Requirements
Copy out every line of the listing below without changing anything, keeping the lines in their original order.

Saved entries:
━━━━━━━━━━━━━━━━━━━━━━━━━━━━━━

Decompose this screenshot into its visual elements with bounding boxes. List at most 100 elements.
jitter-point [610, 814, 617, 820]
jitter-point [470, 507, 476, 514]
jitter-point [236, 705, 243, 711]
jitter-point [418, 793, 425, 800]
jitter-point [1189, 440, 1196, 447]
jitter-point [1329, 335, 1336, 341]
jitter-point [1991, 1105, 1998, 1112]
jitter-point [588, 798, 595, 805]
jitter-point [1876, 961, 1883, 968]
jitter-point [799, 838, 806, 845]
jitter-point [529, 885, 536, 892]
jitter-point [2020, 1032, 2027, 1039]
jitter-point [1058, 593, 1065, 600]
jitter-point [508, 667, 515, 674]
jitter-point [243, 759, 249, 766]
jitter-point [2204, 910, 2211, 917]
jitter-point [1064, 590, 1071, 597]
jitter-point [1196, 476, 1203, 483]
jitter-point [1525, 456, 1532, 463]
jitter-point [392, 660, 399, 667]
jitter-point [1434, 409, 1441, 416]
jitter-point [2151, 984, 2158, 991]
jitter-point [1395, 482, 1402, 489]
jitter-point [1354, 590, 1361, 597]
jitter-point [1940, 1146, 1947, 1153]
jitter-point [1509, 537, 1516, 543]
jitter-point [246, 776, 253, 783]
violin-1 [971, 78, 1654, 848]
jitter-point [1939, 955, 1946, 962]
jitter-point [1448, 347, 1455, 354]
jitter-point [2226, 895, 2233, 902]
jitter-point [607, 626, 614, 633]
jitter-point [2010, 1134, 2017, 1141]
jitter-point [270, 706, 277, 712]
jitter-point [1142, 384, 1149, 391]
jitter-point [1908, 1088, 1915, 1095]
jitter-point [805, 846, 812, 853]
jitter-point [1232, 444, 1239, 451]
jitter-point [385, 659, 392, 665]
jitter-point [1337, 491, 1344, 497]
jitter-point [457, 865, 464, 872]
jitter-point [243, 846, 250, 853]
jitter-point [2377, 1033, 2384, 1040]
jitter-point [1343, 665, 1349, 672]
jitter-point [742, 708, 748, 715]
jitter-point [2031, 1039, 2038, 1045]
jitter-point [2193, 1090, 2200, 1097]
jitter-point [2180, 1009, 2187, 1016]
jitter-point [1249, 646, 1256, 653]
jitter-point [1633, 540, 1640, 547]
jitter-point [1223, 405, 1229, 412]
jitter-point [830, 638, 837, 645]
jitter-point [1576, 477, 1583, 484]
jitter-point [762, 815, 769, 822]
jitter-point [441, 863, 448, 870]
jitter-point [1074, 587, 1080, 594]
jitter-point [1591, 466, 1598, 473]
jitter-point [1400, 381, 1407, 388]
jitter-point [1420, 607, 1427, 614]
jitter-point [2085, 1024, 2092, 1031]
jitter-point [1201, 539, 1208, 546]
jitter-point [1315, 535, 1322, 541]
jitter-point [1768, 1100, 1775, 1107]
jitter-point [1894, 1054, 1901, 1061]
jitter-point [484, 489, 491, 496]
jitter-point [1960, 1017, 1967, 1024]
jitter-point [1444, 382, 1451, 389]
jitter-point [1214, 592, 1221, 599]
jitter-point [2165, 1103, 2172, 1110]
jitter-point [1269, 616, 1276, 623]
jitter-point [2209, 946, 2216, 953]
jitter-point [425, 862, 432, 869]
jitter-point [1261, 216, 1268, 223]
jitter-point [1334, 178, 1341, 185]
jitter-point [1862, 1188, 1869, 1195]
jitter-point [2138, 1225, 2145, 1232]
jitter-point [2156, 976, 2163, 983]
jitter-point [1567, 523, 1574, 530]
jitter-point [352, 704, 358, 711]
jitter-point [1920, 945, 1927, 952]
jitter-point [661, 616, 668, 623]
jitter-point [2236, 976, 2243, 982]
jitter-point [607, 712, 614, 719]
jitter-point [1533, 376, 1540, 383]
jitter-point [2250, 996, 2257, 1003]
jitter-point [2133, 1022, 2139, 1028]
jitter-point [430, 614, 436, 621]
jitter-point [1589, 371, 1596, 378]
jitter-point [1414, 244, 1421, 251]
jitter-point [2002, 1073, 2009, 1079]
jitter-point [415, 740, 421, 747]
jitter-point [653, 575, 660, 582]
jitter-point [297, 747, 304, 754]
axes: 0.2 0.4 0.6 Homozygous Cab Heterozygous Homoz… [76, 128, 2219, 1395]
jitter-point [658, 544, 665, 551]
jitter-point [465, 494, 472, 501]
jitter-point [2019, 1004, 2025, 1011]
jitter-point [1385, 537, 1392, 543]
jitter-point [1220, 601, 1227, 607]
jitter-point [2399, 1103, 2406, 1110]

━━━━━━━━━━━━━━━━━━━━━━━━━━━━━━

Output for this exercise
Decompose this screenshot into its visual elements with bounding boxes. List at most 100 elements.
jitter-point [610, 814, 617, 820]
jitter-point [470, 507, 476, 514]
jitter-point [236, 705, 243, 711]
jitter-point [418, 793, 425, 800]
jitter-point [1189, 440, 1196, 447]
jitter-point [1329, 335, 1336, 341]
jitter-point [1991, 1105, 1998, 1112]
jitter-point [588, 798, 595, 805]
jitter-point [1876, 961, 1883, 968]
jitter-point [799, 838, 806, 845]
jitter-point [529, 885, 536, 892]
jitter-point [2020, 1032, 2027, 1039]
jitter-point [1058, 593, 1065, 600]
jitter-point [508, 667, 515, 674]
jitter-point [243, 759, 249, 766]
jitter-point [2204, 910, 2211, 917]
jitter-point [1064, 590, 1071, 597]
jitter-point [1196, 476, 1203, 483]
jitter-point [1525, 456, 1532, 463]
jitter-point [392, 660, 399, 667]
jitter-point [1434, 409, 1441, 416]
jitter-point [2151, 984, 2158, 991]
jitter-point [1395, 482, 1402, 489]
jitter-point [1354, 590, 1361, 597]
jitter-point [1940, 1146, 1947, 1153]
jitter-point [1509, 537, 1516, 543]
jitter-point [246, 776, 253, 783]
violin-1 [971, 78, 1654, 848]
jitter-point [1939, 955, 1946, 962]
jitter-point [1448, 347, 1455, 354]
jitter-point [2226, 895, 2233, 902]
jitter-point [607, 626, 614, 633]
jitter-point [2010, 1134, 2017, 1141]
jitter-point [270, 706, 277, 712]
jitter-point [1142, 384, 1149, 391]
jitter-point [1908, 1088, 1915, 1095]
jitter-point [805, 846, 812, 853]
jitter-point [1232, 444, 1239, 451]
jitter-point [385, 659, 392, 665]
jitter-point [1337, 491, 1344, 497]
jitter-point [457, 865, 464, 872]
jitter-point [243, 846, 250, 853]
jitter-point [2377, 1033, 2384, 1040]
jitter-point [1343, 665, 1349, 672]
jitter-point [742, 708, 748, 715]
jitter-point [2031, 1039, 2038, 1045]
jitter-point [2193, 1090, 2200, 1097]
jitter-point [2180, 1009, 2187, 1016]
jitter-point [1249, 646, 1256, 653]
jitter-point [1633, 540, 1640, 547]
jitter-point [1223, 405, 1229, 412]
jitter-point [830, 638, 837, 645]
jitter-point [1576, 477, 1583, 484]
jitter-point [762, 815, 769, 822]
jitter-point [441, 863, 448, 870]
jitter-point [1074, 587, 1080, 594]
jitter-point [1591, 466, 1598, 473]
jitter-point [1400, 381, 1407, 388]
jitter-point [1420, 607, 1427, 614]
jitter-point [2085, 1024, 2092, 1031]
jitter-point [1201, 539, 1208, 546]
jitter-point [1315, 535, 1322, 541]
jitter-point [1768, 1100, 1775, 1107]
jitter-point [1894, 1054, 1901, 1061]
jitter-point [484, 489, 491, 496]
jitter-point [1960, 1017, 1967, 1024]
jitter-point [1444, 382, 1451, 389]
jitter-point [1214, 592, 1221, 599]
jitter-point [2165, 1103, 2172, 1110]
jitter-point [1269, 616, 1276, 623]
jitter-point [2209, 946, 2216, 953]
jitter-point [425, 862, 432, 869]
jitter-point [1261, 216, 1268, 223]
jitter-point [1334, 178, 1341, 185]
jitter-point [1862, 1188, 1869, 1195]
jitter-point [2138, 1225, 2145, 1232]
jitter-point [2156, 976, 2163, 983]
jitter-point [1567, 523, 1574, 530]
jitter-point [352, 704, 358, 711]
jitter-point [1920, 945, 1927, 952]
jitter-point [661, 616, 668, 623]
jitter-point [2236, 976, 2243, 982]
jitter-point [607, 712, 614, 719]
jitter-point [1533, 376, 1540, 383]
jitter-point [2250, 996, 2257, 1003]
jitter-point [2133, 1022, 2139, 1028]
jitter-point [430, 614, 436, 621]
jitter-point [1589, 371, 1596, 378]
jitter-point [1414, 244, 1421, 251]
jitter-point [2002, 1073, 2009, 1079]
jitter-point [415, 740, 421, 747]
jitter-point [653, 575, 660, 582]
jitter-point [297, 747, 304, 754]
axes: 0.2 0.4 0.6 Homozygous Cab Heterozygous Homoz… [76, 128, 2219, 1395]
jitter-point [658, 544, 665, 551]
jitter-point [465, 494, 472, 501]
jitter-point [2019, 1004, 2025, 1011]
jitter-point [1385, 537, 1392, 543]
jitter-point [1220, 601, 1227, 607]
jitter-point [2399, 1103, 2406, 1110]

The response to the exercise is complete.